§ **Exercise task**
Transcribe all of the material exactly, except for its pictures.

Saved entries:
==========

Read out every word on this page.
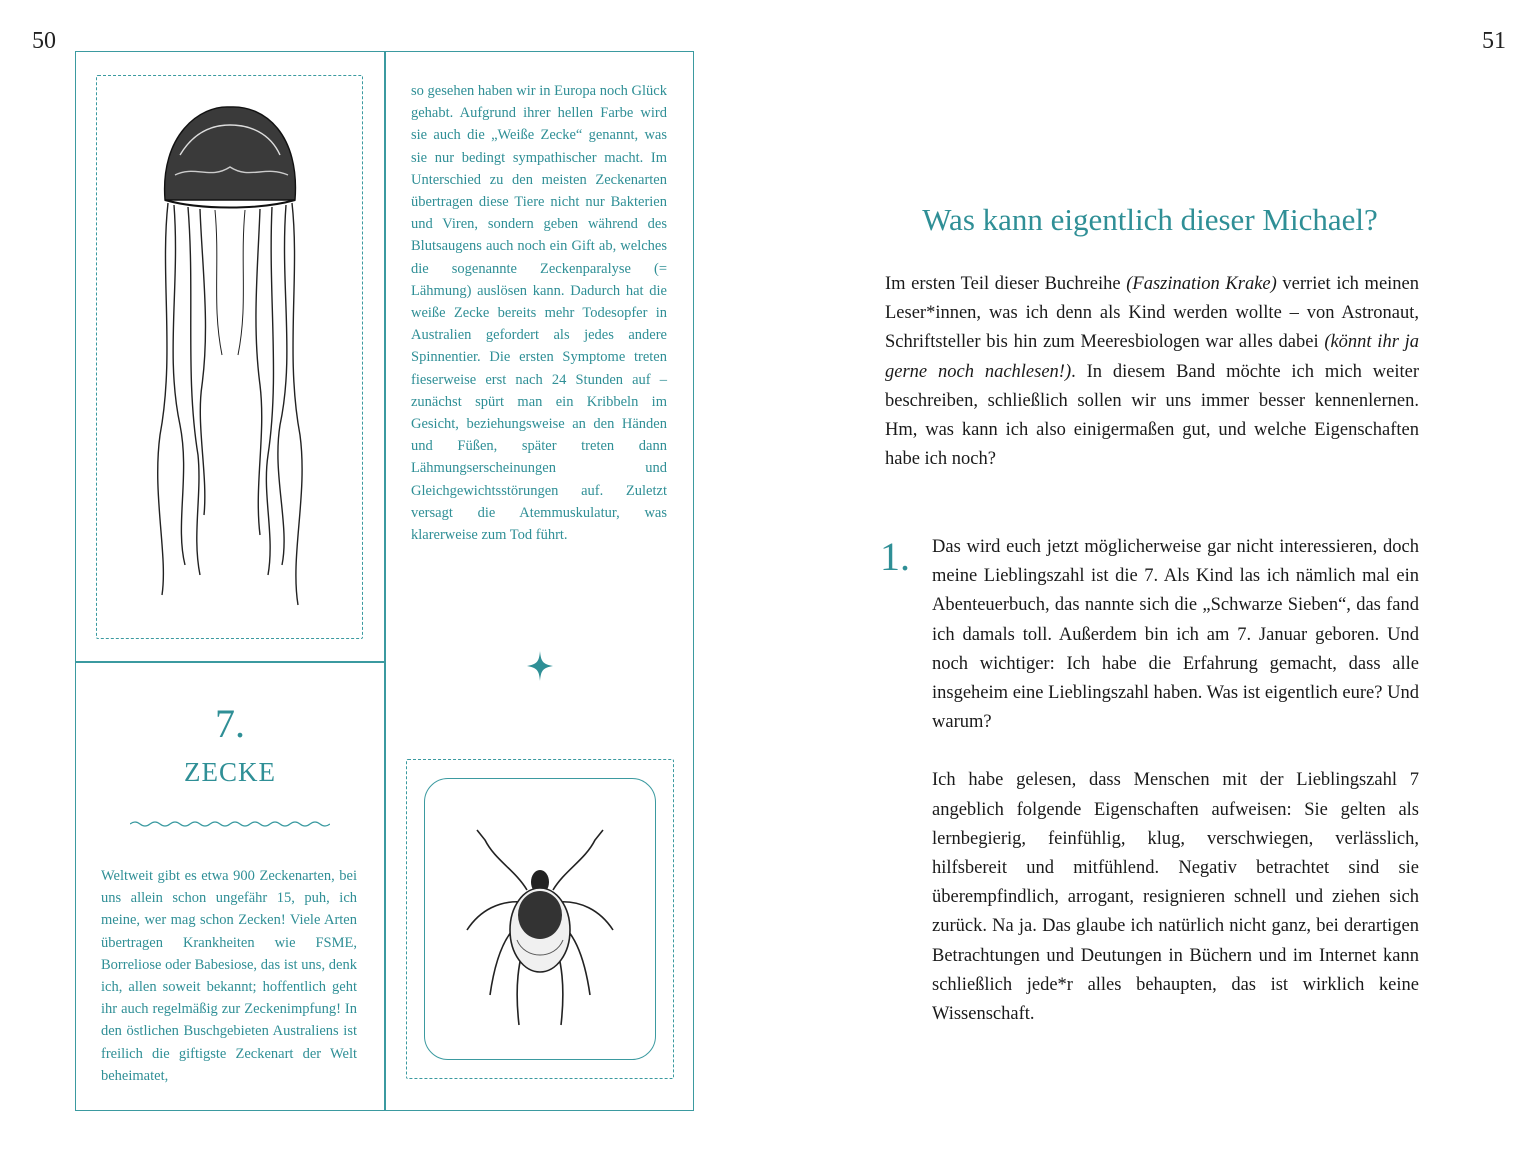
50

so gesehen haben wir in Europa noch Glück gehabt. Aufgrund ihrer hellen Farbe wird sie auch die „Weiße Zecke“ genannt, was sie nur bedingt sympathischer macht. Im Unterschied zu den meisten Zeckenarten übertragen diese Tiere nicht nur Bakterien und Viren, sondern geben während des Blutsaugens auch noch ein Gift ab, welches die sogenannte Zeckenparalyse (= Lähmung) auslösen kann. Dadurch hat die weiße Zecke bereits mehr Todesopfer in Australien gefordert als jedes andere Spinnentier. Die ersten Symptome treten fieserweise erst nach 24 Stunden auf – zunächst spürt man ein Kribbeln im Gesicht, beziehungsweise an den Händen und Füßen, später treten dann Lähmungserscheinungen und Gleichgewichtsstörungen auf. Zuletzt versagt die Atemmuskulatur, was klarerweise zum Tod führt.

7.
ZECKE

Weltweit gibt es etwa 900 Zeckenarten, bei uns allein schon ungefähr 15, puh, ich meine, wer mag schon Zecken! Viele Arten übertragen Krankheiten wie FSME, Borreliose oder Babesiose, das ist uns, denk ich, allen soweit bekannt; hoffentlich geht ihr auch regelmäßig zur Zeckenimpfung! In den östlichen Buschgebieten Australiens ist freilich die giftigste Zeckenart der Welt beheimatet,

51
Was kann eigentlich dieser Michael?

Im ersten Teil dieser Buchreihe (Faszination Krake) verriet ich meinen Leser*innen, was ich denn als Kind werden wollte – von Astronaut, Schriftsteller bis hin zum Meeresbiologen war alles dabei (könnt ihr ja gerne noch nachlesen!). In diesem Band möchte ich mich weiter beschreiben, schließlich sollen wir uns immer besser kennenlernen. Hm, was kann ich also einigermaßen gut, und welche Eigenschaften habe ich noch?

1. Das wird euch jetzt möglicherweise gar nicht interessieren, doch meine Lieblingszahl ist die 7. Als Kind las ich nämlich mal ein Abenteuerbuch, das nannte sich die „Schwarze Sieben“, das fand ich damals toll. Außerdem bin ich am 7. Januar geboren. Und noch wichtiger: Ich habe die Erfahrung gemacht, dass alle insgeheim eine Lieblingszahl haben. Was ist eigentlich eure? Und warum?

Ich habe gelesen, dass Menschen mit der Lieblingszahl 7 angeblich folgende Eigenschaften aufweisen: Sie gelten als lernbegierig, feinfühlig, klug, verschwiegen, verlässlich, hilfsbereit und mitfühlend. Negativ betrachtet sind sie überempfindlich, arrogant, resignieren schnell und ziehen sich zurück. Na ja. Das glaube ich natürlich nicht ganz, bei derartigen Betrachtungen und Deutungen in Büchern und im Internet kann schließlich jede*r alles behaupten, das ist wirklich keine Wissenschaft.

==========

§ **Solved exercise**
Read out every word on this page.
50

so gesehen haben wir in Europa noch Glück gehabt. Aufgrund ihrer hellen Farbe wird sie auch die „Weiße Zecke“ genannt, was sie nur bedingt sympathischer macht. Im Unterschied zu den meisten Zeckenarten übertragen diese Tiere nicht nur Bakterien und Viren, sondern geben während des Blutsaugens auch noch ein Gift ab, welches die sogenannte Zeckenparalyse (= Lähmung) auslösen kann. Dadurch hat die weiße Zecke bereits mehr Todesopfer in Australien gefordert als jedes andere Spinnentier. Die ersten Symptome treten fieserweise erst nach 24 Stunden auf – zunächst spürt man ein Kribbeln im Gesicht, beziehungsweise an den Händen und Füßen, später treten dann Lähmungserscheinungen und Gleichgewichtsstörungen auf. Zuletzt versagt die Atemmuskulatur, was klarerweise zum Tod führt.

7.
ZECKE

Weltweit gibt es etwa 900 Zeckenarten, bei uns allein schon ungefähr 15, puh, ich meine, wer mag schon Zecken! Viele Arten übertragen Krankheiten wie FSME, Borreliose oder Babesiose, das ist uns, denk ich, allen soweit bekannt; hoffentlich geht ihr auch regelmäßig zur Zeckenimpfung! In den östlichen Buschgebieten Australiens ist freilich die giftigste Zeckenart der Welt beheimatet,

51
Was kann eigentlich dieser Michael?

Im ersten Teil dieser Buchreihe (Faszination Krake) verriet ich meinen Leser*innen, was ich denn als Kind werden wollte – von Astronaut, Schriftsteller bis hin zum Meeresbiologen war alles dabei (könnt ihr ja gerne noch nachlesen!). In diesem Band möchte ich mich weiter beschreiben, schließlich sollen wir uns immer besser kennenlernen. Hm, was kann ich also einigermaßen gut, und welche Eigenschaften habe ich noch?

1. Das wird euch jetzt möglicherweise gar nicht interessieren, doch meine Lieblingszahl ist die 7. Als Kind las ich nämlich mal ein Abenteuerbuch, das nannte sich die „Schwarze Sieben“, das fand ich damals toll. Außerdem bin ich am 7. Januar geboren. Und noch wichtiger: Ich habe die Erfahrung gemacht, dass alle insgeheim eine Lieblingszahl haben. Was ist eigentlich eure? Und warum?

Ich habe gelesen, dass Menschen mit der Lieblingszahl 7 angeblich folgende Eigenschaften aufweisen: Sie gelten als lernbegierig, feinfühlig, klug, verschwiegen, verlässlich, hilfsbereit und mitfühlend. Negativ betrachtet sind sie überempfindlich, arrogant, resignieren schnell und ziehen sich zurück. Na ja. Das glaube ich natürlich nicht ganz, bei derartigen Betrachtungen und Deutungen in Büchern und im Internet kann schließlich jede*r alles behaupten, das ist wirklich keine Wissenschaft.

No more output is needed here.